## Exercises:
1. Rewrite the spirometry text from "For Subset 2, subjects" to "analyzed (Table 2).", replacing "handheld" with "portable".
2. In the spirometry text, what age ranges defined the younger and older pediatric subsets?
3. Summarize the spirometry text in two sentences.

## Passage:
For Subset 2, subjects with handheld spirometry performed >1 day and <14 days prior to the laboratory spirometry, the Pearson and Spearman correlations for FEV1 and FEV6 were similar to those of Subset 1 at day 80 and 1 year (Figure S2). The degree of agreement for FEV1 was less at day 80 compared with Subset 1, but similar at 1 year. Agreement of handheld FEV6 to laboratory FVC was similar to Subset 1. The limits of agreement for Subset 2 were consistently wider than limits of agreement for Subset 1 for all parameters analyzed (Table 2).

Pediatric subjects were divided into a younger (ages 6-13, n=18) and older subset (ages 14-19, n=25). The number of subjects with spirometry available for analysis at baseline and 1 year was small and correlation for all parameters at these time points was low. At day 80, correlation of FEV1 was r=0.969 (p<.0001) in the younger cohort and 0.882 (p<0.0001) in the older cohort; FEV6 was 0.985 (p<.0001) and 0.792 (p=.0003), respectively (Table S1). Analysis of agreement was not performed due to the low number of subjects.

DISCUSSION

In this large prospective cohort of allogeneic HCT recipients, spirometric parameters from an inexpensive and commercially available portable handheld spirometer correlated well with standard laboratory spirometry with a high degree of agreement for FEV1. These results suggest that frequent monitoring of lung function with a handheld spirometer may be a feasible alternative to laboratory-based testing for detecting clinically significant airflow decline after allogeneic HCT.

Early detection of pulmonary dysfunction remains a challenge in managing late-onset pulmonary complications after HCT. There is increasing recognition that the risk of mortality has already risen by the time patients become symptomatic,21 and the “window of opportunity” to intervene and improve outcomes is during the pre-clinical phase of disease.7 Now that there is prospective evidence that medical intervention early after diagnosis of BOS may improve lung function, early detection is actionable.22, 23 Pulmonary function testing is the primary diagnostic tool for identification of patients with BOS.24 However, because NIH consensus recommendations to perform PFT testing every 3 months after HCT up to 2 years25, 26 are difficult for many HCT programs to implement due to cost and inconvenience to the patient, many months may elapse between tests, thereby missing pre-clinical changes that represent early lung function decline. Therefore, self-monitoring with an inexpensive handheld device represents a potentially attractive means of improving early detection.

## Data shown:
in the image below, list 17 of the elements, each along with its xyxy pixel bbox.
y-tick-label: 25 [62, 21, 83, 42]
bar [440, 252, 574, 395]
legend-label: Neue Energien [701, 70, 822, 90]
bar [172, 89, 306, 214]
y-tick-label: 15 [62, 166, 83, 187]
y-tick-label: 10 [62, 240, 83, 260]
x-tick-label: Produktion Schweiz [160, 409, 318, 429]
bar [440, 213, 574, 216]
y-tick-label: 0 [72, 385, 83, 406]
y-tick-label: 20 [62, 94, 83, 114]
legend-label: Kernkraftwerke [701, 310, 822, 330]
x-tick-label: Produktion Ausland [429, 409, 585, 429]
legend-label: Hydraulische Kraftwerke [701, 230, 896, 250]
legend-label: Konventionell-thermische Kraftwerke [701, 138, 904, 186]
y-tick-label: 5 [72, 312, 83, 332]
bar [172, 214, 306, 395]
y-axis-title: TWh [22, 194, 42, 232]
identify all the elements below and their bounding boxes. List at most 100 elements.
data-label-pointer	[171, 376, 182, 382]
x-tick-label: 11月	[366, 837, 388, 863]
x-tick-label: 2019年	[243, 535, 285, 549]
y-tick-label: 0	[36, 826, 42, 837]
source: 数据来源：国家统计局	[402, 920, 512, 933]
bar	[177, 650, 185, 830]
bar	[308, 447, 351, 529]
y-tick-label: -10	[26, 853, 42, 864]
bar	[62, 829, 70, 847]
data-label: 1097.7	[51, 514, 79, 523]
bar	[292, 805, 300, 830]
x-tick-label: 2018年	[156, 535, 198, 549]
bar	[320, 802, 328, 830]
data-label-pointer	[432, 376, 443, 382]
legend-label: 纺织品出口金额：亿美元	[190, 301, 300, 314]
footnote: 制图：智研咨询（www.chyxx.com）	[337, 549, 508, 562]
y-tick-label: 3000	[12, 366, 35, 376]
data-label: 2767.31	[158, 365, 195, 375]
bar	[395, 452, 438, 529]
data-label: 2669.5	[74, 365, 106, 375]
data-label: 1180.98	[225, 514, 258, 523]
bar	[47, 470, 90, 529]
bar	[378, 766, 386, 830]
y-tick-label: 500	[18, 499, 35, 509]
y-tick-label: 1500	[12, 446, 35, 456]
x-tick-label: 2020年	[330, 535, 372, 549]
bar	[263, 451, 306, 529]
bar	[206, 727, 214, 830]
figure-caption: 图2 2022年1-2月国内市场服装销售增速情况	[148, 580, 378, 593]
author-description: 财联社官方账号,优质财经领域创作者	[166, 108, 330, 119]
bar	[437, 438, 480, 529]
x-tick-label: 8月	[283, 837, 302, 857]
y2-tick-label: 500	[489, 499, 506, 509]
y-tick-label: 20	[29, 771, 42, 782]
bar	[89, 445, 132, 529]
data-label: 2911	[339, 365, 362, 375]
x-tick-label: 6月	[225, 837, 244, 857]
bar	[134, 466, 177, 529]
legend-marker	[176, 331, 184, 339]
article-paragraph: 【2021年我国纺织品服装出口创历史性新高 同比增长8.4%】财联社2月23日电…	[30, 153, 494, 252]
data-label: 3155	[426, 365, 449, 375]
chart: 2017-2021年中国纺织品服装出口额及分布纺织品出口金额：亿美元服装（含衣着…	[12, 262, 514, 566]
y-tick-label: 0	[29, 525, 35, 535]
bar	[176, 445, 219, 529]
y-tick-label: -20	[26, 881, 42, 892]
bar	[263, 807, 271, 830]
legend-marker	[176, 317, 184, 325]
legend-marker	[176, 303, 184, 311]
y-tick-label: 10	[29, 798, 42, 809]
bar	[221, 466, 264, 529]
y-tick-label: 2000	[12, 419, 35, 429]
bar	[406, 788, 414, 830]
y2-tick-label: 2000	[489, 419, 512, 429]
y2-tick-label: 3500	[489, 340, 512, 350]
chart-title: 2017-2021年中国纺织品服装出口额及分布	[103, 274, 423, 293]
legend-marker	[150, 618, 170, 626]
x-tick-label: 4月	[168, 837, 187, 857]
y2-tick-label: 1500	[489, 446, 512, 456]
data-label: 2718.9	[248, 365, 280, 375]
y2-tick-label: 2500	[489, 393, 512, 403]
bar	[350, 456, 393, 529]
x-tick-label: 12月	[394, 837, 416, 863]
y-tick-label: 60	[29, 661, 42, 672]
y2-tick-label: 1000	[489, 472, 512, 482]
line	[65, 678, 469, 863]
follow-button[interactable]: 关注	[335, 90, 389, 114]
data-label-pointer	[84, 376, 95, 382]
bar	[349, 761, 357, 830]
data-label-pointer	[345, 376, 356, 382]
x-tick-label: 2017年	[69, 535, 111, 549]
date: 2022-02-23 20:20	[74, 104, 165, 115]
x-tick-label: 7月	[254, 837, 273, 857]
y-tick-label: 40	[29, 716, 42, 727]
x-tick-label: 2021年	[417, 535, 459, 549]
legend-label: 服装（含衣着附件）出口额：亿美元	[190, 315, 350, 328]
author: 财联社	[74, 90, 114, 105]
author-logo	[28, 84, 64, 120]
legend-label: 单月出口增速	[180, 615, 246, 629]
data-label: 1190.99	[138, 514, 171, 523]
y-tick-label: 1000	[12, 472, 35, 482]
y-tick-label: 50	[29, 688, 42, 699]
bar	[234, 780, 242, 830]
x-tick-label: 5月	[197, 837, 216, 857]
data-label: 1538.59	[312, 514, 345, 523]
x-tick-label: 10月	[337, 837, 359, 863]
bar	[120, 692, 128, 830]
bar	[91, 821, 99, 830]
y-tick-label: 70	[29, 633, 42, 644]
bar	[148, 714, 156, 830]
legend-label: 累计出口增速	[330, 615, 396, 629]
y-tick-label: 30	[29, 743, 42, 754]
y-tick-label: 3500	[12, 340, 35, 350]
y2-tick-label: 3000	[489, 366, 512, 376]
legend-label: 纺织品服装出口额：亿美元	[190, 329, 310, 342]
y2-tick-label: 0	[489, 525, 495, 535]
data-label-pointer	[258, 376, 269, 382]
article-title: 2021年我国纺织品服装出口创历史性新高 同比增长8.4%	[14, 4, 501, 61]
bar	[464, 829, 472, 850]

## Responses for each task:
1.
For Subset 2, subjects with portable spirometry performed >1 day and <14 days prior to the laboratory spirometry, the Pearson and Spearman correlations for FEV1 and FEV6 were similar to those of Subset 1 at day 80 and 1 year (Figure S2). The degree of agreement for FEV1 was less at day 80 compared with Subset 1, but similar at 1 year. Agreement of portable FEV6 to laboratory FVC was similar to Subset 1. The limits of agreement for Subset 2 were consistently wider than limits of agreement for Subset 1 for all parameters analyzed (Table 2).

2. The younger subset was ages 6-13, and the older subset was ages 14-19.

3. In a large prospective cohort of allogeneic HCT recipients, an inexpensive handheld spirometer correlated well with laboratory spirometry and agreed closely on FEV1, though agreement was weaker when the handheld test came more than a day before the laboratory test. Because PFT testing every 3 months is hard for many HCT programs to carry out, self-monitoring with such a device may help detect early lung function decline.